■ Goal: Please repeat all of the listing exactly.

■ Provided entries:

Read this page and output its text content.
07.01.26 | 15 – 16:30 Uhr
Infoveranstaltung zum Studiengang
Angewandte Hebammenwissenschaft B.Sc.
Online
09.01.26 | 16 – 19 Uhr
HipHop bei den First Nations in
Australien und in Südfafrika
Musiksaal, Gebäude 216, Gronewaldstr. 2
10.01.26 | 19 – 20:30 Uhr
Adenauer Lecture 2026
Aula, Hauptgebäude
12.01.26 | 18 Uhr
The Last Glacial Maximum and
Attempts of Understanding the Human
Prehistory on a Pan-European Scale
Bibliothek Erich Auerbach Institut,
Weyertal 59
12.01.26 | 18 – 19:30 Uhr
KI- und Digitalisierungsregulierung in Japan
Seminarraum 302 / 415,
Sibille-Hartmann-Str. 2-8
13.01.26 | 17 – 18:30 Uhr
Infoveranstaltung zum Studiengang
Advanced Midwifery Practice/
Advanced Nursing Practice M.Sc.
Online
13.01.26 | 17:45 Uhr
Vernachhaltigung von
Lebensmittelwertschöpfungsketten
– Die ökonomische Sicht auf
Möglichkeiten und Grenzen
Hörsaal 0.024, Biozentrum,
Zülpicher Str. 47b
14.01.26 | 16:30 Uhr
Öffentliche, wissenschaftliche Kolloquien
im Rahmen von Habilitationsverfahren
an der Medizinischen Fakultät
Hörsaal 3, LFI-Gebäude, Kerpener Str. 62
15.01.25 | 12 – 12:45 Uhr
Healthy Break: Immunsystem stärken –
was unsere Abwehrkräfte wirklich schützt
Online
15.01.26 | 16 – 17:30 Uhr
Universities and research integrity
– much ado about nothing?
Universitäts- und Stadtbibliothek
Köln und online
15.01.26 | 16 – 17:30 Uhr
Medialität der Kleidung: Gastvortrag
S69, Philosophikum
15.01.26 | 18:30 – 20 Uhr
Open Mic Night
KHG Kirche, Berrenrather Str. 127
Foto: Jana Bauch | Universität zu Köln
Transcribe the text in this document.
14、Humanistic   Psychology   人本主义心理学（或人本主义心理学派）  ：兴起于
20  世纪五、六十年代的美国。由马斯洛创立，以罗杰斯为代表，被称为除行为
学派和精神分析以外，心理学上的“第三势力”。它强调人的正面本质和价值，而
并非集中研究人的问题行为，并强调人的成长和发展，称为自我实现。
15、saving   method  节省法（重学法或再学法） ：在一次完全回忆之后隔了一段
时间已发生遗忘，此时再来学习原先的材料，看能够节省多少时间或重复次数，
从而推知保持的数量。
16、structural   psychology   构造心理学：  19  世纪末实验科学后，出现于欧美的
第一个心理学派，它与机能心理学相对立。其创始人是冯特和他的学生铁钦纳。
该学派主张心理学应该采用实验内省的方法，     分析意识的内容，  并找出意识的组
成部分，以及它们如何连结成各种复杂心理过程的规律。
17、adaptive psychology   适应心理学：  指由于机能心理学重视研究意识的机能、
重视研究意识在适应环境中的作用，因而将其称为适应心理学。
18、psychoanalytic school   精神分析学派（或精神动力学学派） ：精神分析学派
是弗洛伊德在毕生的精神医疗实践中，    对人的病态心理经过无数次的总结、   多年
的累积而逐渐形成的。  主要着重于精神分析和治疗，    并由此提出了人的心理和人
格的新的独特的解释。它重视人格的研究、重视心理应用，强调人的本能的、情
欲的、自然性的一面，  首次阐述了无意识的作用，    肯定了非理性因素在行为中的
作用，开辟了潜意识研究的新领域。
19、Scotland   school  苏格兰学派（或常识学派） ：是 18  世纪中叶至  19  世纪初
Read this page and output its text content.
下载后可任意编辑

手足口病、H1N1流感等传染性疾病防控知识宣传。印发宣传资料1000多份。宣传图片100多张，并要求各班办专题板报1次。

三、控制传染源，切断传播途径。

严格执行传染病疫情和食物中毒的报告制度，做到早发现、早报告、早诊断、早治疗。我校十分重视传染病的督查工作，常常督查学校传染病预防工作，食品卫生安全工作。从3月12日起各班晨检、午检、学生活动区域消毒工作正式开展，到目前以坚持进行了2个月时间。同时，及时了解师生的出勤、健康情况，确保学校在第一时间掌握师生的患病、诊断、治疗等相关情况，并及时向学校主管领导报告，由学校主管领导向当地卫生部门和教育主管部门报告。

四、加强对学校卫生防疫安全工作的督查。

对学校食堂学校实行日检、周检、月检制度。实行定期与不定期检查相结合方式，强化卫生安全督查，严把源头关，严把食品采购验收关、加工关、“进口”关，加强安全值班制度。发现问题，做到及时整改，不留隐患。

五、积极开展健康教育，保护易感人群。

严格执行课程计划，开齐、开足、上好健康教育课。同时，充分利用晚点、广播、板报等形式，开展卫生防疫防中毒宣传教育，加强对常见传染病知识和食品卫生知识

■ Reply:
Read this page and output its text content.
07.01.26 | 15 – 16:30 Uhr
Infoveranstaltung zum Studiengang
Angewandte Hebammenwissenschaft B.Sc.
Online
09.01.26 | 16 – 19 Uhr
HipHop bei den First Nations in
Australien und in Südfafrika
Musiksaal, Gebäude 216, Gronewaldstr. 2
10.01.26 | 19 – 20:30 Uhr
Adenauer Lecture 2026
Aula, Hauptgebäude
12.01.26 | 18 Uhr
The Last Glacial Maximum and
Attempts of Understanding the Human
Prehistory on a Pan-European Scale
Bibliothek Erich Auerbach Institut,
Weyertal 59
12.01.26 | 18 – 19:30 Uhr
KI- und Digitalisierungsregulierung in Japan
Seminarraum 302 / 415,
Sibille-Hartmann-Str. 2-8
13.01.26 | 17 – 18:30 Uhr
Infoveranstaltung zum Studiengang
Advanced Midwifery Practice/
Advanced Nursing Practice M.Sc.
Online
13.01.26 | 17:45 Uhr
Vernachhaltigung von
Lebensmittelwertschöpfungsketten
– Die ökonomische Sicht auf
Möglichkeiten und Grenzen
Hörsaal 0.024, Biozentrum,
Zülpicher Str. 47b
14.01.26 | 16:30 Uhr
Öffentliche, wissenschaftliche Kolloquien
im Rahmen von Habilitationsverfahren
an der Medizinischen Fakultät
Hörsaal 3, LFI-Gebäude, Kerpener Str. 62
15.01.25 | 12 – 12:45 Uhr
Healthy Break: Immunsystem stärken –
was unsere Abwehrkräfte wirklich schützt
Online
15.01.26 | 16 – 17:30 Uhr
Universities and research integrity
– much ado about nothing?
Universitäts- und Stadtbibliothek
Köln und online
15.01.26 | 16 – 17:30 Uhr
Medialität der Kleidung: Gastvortrag
S69, Philosophikum
15.01.26 | 18:30 – 20 Uhr
Open Mic Night
KHG Kirche, Berrenrather Str. 127
Foto: Jana Bauch | Universität zu Köln
Transcribe the text in this document.
14、Humanistic   Psychology   人本主义心理学（或人本主义心理学派）  ：兴起于
20  世纪五、六十年代的美国。由马斯洛创立，以罗杰斯为代表，被称为除行为
学派和精神分析以外，心理学上的“第三势力”。它强调人的正面本质和价值，而
并非集中研究人的问题行为，并强调人的成长和发展，称为自我实现。
15、saving   method  节省法（重学法或再学法） ：在一次完全回忆之后隔了一段
时间已发生遗忘，此时再来学习原先的材料，看能够节省多少时间或重复次数，
从而推知保持的数量。
16、structural   psychology   构造心理学：  19  世纪末实验科学后，出现于欧美的
第一个心理学派，它与机能心理学相对立。其创始人是冯特和他的学生铁钦纳。
该学派主张心理学应该采用实验内省的方法，     分析意识的内容，  并找出意识的组
成部分，以及它们如何连结成各种复杂心理过程的规律。
17、adaptive psychology   适应心理学：  指由于机能心理学重视研究意识的机能、
重视研究意识在适应环境中的作用，因而将其称为适应心理学。
18、psychoanalytic school   精神分析学派（或精神动力学学派） ：精神分析学派
是弗洛伊德在毕生的精神医疗实践中，    对人的病态心理经过无数次的总结、   多年
的累积而逐渐形成的。  主要着重于精神分析和治疗，    并由此提出了人的心理和人
格的新的独特的解释。它重视人格的研究、重视心理应用，强调人的本能的、情
欲的、自然性的一面，  首次阐述了无意识的作用，    肯定了非理性因素在行为中的
作用，开辟了潜意识研究的新领域。
19、Scotland   school  苏格兰学派（或常识学派） ：是 18  世纪中叶至  19  世纪初
Read this page and output its text content.
下载后可任意编辑

手足口病、H1N1流感等传染性疾病防控知识宣传。印发宣传资料1000多份。宣传图片100多张，并要求各班办专题板报1次。

三、控制传染源，切断传播途径。

严格执行传染病疫情和食物中毒的报告制度，做到早发现、早报告、早诊断、早治疗。我校十分重视传染病的督查工作，常常督查学校传染病预防工作，食品卫生安全工作。从3月12日起各班晨检、午检、学生活动区域消毒工作正式开展，到目前以坚持进行了2个月时间。同时，及时了解师生的出勤、健康情况，确保学校在第一时间掌握师生的患病、诊断、治疗等相关情况，并及时向学校主管领导报告，由学校主管领导向当地卫生部门和教育主管部门报告。

四、加强对学校卫生防疫安全工作的督查。

对学校食堂学校实行日检、周检、月检制度。实行定期与不定期检查相结合方式，强化卫生安全督查，严把源头关，严把食品采购验收关、加工关、“进口”关，加强安全值班制度。发现问题，做到及时整改，不留隐患。

五、积极开展健康教育，保护易感人群。

严格执行课程计划，开齐、开足、上好健康教育课。同时，充分利用晚点、广播、板报等形式，开展卫生防疫防中毒宣传教育，加强对常见传染病知识和食品卫生知识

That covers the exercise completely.